** Begin STORED ROWS **

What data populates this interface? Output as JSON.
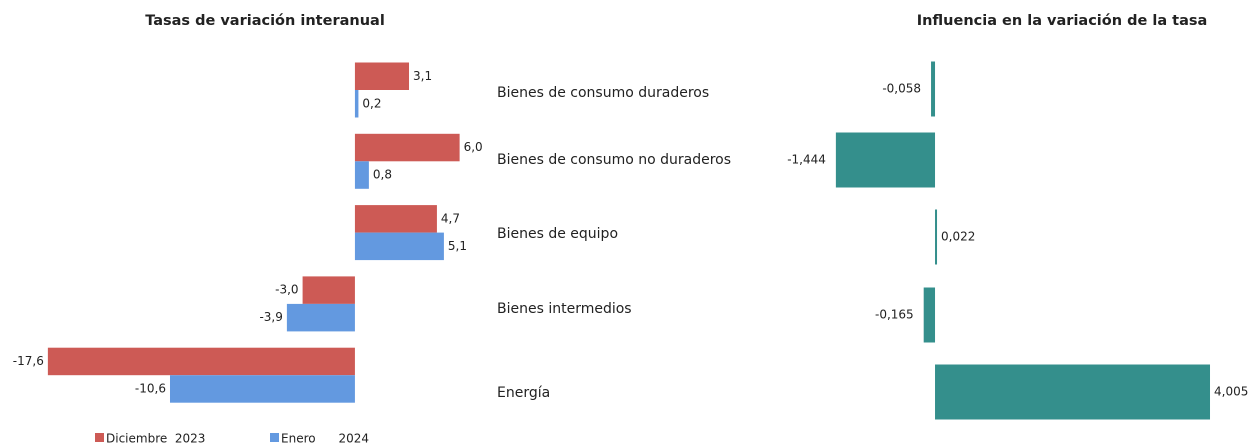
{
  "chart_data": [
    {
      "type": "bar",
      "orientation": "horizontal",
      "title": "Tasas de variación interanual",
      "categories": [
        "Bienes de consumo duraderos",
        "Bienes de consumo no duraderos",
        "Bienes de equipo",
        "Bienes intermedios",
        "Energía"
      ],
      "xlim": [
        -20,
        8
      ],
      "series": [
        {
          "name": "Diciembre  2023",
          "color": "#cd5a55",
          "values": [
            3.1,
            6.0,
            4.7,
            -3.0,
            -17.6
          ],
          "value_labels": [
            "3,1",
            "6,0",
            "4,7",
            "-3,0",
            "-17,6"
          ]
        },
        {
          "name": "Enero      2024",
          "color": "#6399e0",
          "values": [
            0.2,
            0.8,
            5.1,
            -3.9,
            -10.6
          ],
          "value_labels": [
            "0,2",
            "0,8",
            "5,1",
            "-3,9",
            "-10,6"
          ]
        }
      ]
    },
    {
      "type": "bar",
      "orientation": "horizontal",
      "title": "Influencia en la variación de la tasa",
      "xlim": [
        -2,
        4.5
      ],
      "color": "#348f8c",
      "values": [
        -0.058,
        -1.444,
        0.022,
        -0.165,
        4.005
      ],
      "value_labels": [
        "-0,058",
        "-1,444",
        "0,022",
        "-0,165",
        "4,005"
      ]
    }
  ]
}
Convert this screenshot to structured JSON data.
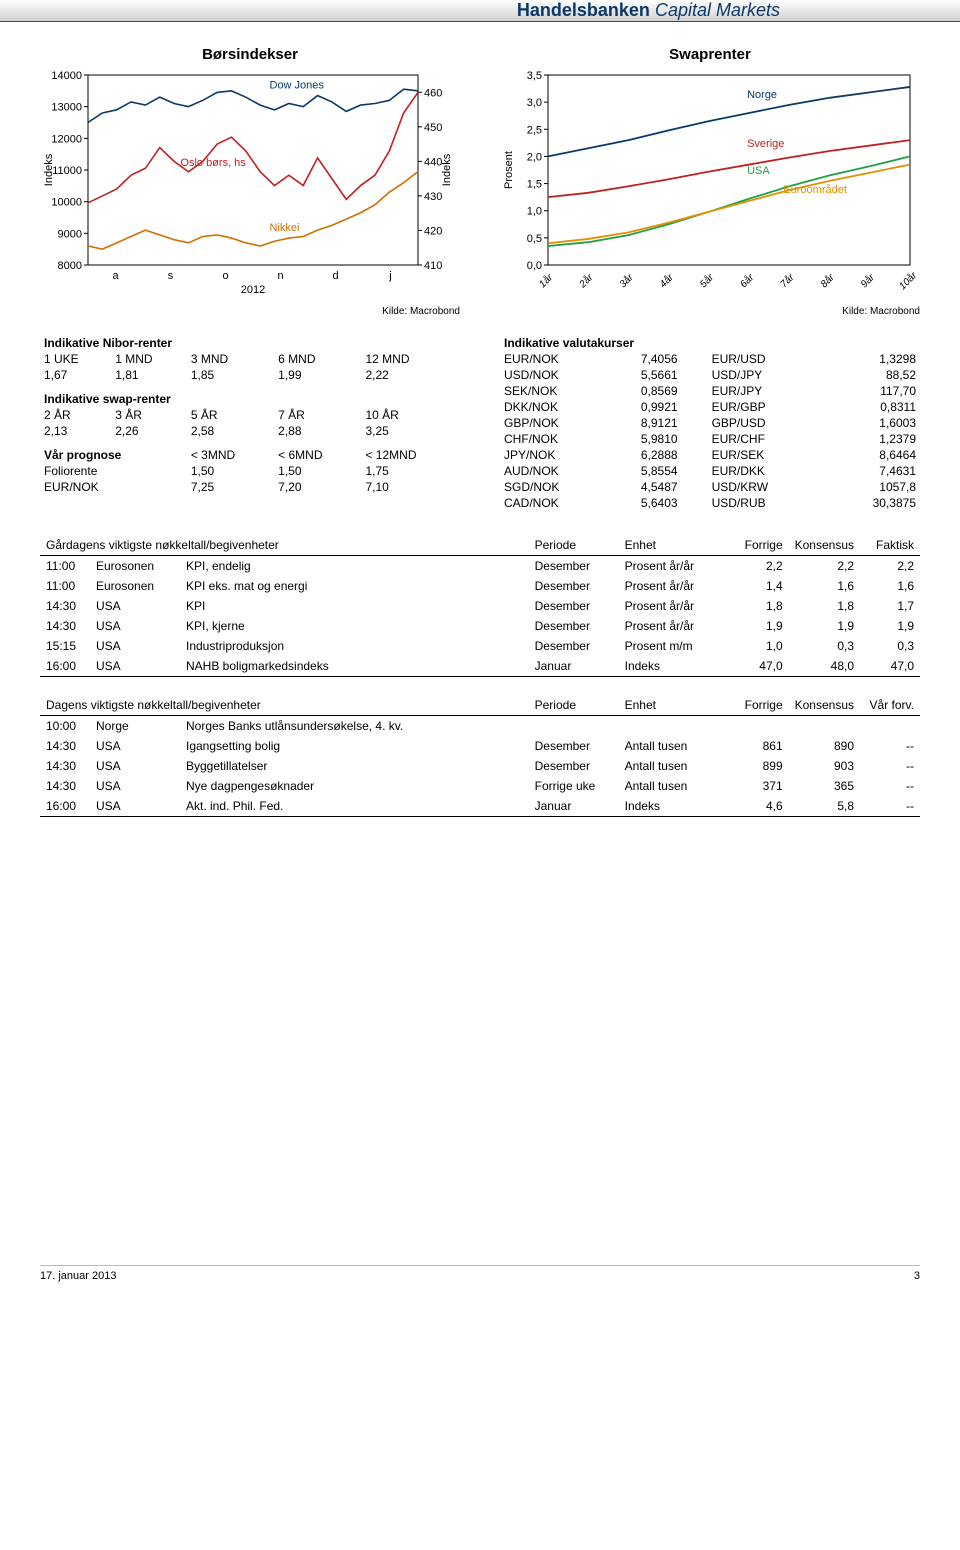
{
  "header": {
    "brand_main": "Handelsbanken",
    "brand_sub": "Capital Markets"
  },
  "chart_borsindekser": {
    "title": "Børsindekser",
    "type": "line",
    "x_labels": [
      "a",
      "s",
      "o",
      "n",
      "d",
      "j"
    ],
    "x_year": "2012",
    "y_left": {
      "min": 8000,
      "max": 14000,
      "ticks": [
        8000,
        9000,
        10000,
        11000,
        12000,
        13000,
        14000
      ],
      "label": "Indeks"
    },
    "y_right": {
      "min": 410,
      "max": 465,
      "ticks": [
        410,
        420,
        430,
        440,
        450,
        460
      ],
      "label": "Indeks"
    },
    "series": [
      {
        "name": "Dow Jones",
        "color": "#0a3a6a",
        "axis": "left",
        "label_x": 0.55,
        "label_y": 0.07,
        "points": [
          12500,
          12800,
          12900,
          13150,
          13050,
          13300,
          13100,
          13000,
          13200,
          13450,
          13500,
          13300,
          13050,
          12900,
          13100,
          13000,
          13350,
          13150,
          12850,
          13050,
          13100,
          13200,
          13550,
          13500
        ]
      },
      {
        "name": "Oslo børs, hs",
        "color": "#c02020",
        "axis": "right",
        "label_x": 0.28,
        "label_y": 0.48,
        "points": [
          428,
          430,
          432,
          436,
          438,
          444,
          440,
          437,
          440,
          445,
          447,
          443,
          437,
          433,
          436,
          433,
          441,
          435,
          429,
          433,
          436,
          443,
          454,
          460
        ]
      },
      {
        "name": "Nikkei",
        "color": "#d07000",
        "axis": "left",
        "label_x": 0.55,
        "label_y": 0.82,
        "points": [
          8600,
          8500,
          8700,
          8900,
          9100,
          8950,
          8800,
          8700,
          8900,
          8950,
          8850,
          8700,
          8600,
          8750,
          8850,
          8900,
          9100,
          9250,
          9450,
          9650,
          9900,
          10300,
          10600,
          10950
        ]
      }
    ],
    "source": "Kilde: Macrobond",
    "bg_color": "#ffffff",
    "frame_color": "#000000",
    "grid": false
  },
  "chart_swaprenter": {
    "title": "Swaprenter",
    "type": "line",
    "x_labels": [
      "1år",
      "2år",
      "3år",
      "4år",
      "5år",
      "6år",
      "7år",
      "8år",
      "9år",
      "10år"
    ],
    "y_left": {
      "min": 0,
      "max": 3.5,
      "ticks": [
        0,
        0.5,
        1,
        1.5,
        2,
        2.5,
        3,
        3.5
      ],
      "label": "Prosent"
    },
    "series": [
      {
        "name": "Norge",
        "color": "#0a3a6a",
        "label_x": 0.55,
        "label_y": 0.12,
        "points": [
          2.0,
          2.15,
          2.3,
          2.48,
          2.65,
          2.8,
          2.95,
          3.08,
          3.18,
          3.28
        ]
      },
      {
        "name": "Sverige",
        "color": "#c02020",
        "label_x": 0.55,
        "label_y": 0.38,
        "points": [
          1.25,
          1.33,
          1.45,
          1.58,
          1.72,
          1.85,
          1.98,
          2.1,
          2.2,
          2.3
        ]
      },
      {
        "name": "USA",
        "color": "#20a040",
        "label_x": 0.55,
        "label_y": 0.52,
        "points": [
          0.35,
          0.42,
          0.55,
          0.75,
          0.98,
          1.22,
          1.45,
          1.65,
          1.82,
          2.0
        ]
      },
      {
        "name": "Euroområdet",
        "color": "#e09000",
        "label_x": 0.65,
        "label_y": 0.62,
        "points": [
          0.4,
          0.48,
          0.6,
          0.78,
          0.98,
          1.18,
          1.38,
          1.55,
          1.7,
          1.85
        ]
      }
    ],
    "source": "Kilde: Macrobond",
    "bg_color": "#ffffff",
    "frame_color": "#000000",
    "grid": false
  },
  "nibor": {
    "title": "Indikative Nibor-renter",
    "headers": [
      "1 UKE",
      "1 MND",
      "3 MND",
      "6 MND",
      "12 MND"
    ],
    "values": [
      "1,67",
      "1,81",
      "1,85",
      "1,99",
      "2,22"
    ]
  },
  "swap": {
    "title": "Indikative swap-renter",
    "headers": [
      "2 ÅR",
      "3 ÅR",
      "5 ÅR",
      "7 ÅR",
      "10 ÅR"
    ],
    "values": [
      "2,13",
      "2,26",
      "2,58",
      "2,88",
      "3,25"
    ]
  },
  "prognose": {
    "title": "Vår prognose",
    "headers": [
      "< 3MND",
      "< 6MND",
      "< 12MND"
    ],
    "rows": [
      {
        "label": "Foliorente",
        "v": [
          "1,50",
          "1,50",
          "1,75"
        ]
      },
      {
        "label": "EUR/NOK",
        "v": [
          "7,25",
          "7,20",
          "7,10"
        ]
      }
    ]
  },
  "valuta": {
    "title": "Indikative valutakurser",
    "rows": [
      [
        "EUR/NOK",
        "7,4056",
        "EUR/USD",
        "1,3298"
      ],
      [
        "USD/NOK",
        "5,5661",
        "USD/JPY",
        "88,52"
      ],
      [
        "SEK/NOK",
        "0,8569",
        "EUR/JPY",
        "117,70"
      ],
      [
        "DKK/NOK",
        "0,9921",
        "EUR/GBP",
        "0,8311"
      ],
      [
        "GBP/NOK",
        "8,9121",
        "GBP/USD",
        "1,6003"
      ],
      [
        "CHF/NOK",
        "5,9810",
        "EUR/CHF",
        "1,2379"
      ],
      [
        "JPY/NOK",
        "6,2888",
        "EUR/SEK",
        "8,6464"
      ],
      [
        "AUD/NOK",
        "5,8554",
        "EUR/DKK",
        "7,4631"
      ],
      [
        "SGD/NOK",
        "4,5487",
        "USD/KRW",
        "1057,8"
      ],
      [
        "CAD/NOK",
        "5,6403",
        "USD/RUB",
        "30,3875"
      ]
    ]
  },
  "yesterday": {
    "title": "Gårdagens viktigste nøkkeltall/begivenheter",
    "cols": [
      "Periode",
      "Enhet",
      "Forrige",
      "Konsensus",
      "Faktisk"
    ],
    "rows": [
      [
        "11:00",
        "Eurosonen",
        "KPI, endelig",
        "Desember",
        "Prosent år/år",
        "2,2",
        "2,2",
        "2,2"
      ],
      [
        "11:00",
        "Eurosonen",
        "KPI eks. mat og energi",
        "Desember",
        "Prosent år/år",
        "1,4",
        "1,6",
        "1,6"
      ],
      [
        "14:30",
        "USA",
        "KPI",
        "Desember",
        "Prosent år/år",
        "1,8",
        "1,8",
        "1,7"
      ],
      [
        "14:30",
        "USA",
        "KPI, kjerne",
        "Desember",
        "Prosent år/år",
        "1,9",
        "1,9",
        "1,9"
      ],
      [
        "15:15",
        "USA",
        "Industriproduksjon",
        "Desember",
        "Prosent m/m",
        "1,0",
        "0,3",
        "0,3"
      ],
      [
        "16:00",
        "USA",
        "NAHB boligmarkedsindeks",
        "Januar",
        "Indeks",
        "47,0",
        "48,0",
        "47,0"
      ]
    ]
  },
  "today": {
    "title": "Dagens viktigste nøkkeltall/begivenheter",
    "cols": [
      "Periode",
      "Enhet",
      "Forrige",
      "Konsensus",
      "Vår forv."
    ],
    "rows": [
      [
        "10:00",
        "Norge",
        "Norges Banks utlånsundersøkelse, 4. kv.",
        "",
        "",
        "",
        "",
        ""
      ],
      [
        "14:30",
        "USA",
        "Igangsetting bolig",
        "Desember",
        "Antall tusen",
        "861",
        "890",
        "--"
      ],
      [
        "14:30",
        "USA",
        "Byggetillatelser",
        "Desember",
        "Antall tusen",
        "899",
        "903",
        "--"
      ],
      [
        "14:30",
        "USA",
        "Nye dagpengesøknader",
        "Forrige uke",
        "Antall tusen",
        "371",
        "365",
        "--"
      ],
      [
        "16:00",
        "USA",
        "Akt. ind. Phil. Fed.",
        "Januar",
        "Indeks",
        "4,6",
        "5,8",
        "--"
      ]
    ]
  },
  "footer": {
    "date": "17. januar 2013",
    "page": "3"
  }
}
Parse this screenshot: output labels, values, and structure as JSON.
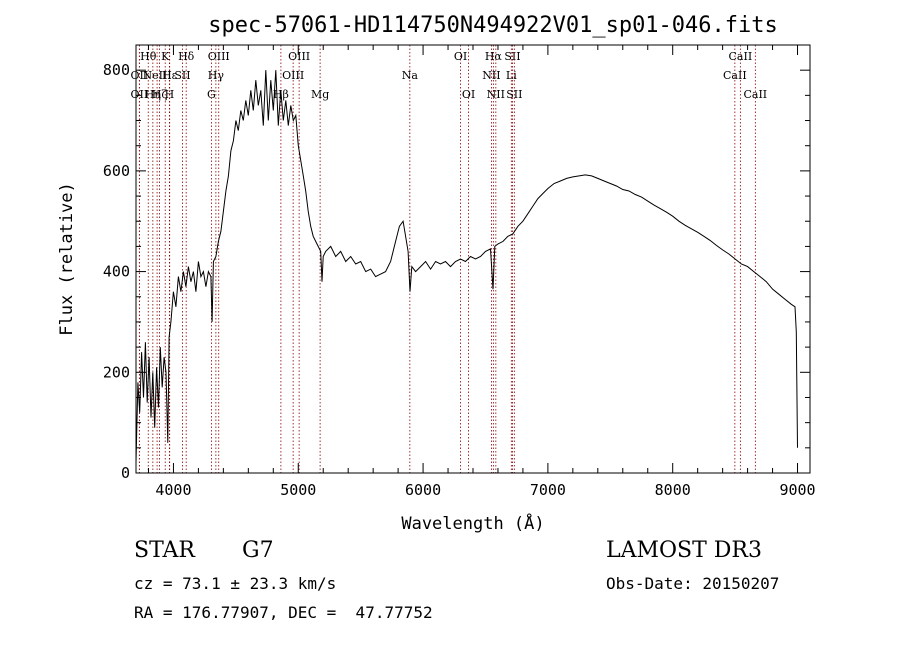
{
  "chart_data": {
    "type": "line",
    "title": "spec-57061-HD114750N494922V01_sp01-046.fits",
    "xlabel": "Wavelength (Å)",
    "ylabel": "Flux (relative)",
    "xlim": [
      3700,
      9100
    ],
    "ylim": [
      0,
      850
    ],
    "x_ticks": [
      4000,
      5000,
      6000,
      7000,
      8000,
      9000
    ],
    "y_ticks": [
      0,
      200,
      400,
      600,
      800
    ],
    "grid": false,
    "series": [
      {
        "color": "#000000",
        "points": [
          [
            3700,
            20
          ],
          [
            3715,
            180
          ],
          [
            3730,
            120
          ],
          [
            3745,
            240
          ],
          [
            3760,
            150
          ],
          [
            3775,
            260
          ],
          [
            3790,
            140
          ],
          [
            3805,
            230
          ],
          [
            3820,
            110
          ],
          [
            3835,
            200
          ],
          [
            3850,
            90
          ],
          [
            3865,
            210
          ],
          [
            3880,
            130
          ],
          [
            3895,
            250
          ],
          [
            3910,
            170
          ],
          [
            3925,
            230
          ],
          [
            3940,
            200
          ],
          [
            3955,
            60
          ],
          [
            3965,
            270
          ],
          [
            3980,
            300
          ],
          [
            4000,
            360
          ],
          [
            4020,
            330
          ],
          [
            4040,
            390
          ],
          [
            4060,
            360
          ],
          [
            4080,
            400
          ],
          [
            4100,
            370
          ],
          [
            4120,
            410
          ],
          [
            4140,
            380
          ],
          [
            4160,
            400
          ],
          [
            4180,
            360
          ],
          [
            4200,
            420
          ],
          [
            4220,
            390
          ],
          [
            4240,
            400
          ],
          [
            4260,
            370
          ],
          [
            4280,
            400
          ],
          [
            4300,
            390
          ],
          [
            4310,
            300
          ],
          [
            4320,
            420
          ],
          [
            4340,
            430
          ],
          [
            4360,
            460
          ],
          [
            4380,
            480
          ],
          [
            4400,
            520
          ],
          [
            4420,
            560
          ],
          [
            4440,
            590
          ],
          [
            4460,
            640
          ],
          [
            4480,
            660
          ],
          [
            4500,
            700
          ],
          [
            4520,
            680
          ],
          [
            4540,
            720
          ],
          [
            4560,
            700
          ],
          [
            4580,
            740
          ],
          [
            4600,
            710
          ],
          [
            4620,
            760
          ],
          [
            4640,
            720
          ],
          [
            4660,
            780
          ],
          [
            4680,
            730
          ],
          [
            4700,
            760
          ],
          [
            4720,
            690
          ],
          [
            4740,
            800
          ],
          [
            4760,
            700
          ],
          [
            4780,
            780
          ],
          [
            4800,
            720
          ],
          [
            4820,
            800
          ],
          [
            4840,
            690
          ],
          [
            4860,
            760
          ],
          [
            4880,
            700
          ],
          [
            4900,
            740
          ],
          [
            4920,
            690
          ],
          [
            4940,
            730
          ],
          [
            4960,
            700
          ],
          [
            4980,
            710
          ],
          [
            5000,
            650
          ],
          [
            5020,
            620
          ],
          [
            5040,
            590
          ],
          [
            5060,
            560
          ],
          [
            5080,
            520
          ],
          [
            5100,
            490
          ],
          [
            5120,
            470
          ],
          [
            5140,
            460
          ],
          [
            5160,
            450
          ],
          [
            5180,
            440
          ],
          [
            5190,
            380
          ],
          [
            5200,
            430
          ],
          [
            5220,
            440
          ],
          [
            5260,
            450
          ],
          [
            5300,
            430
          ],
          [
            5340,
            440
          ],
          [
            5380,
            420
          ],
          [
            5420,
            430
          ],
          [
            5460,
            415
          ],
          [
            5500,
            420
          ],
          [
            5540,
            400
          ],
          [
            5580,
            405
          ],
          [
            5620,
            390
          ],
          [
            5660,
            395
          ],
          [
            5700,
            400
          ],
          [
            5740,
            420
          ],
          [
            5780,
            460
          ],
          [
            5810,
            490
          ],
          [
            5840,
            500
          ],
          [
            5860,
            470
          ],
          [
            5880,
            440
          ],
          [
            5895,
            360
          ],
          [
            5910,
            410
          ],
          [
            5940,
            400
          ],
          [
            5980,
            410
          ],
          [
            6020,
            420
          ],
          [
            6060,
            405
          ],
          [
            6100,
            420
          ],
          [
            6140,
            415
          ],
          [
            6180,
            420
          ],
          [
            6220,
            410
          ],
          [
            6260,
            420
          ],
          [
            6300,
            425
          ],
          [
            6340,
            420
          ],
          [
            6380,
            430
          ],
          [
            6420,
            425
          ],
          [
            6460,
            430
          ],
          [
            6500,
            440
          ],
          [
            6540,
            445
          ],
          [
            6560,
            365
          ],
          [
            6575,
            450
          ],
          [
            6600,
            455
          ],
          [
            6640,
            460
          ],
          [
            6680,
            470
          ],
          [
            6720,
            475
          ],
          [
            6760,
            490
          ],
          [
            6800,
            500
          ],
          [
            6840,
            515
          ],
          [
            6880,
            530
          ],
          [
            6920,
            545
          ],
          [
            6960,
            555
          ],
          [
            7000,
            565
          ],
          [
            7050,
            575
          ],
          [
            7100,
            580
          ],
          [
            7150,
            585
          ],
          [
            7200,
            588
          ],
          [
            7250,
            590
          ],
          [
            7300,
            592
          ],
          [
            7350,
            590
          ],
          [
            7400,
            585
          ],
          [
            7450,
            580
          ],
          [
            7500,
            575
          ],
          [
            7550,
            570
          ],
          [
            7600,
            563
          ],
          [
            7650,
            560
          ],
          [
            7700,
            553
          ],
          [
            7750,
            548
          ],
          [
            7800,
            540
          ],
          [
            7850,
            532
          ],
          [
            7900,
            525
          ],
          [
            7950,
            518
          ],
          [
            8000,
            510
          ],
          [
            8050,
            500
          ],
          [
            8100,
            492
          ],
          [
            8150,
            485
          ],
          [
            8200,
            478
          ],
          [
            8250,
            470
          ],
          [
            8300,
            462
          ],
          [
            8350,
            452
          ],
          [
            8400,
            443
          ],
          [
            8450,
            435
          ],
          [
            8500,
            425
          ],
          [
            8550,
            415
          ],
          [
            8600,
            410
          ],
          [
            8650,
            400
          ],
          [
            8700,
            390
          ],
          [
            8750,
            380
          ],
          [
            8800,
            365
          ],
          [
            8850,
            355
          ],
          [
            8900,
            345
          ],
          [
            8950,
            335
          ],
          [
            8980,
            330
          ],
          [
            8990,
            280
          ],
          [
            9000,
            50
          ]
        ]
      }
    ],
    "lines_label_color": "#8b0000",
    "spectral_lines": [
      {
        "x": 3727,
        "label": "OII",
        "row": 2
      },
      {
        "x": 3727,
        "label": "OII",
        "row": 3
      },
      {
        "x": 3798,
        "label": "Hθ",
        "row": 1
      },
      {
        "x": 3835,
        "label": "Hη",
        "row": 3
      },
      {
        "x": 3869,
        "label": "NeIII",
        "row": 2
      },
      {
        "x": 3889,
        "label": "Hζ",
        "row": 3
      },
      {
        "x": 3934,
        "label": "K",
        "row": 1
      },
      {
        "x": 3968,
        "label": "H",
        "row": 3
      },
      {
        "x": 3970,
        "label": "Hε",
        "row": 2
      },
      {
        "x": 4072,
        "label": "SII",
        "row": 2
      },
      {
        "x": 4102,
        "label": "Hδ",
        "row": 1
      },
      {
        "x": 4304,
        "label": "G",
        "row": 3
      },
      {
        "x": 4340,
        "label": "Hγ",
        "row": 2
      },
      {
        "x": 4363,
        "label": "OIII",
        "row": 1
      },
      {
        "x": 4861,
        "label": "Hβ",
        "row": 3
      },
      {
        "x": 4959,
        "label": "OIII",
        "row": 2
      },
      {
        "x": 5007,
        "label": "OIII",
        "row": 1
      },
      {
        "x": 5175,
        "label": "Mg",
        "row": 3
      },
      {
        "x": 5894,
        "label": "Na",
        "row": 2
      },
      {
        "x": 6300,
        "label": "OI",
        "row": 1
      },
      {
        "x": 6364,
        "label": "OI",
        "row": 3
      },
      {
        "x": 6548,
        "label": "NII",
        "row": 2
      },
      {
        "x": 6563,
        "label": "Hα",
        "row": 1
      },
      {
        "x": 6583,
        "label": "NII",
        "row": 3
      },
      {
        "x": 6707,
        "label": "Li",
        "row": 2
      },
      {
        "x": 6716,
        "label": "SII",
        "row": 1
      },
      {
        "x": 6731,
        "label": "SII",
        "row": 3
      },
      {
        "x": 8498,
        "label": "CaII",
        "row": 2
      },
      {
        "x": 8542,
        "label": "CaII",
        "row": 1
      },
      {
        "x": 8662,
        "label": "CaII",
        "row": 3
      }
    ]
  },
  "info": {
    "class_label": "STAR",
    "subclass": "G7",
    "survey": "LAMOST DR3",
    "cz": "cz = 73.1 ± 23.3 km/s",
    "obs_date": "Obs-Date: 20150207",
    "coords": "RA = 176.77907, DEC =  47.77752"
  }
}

** End STORED ROWS **

* TASK TO CARRY OUT: Locate the word "variación" in the records above, and return each line that has it.

* FULL ANSWER:
      "title": "Tasas de variación interanual",
      "title": "Influencia en la variación de la tasa",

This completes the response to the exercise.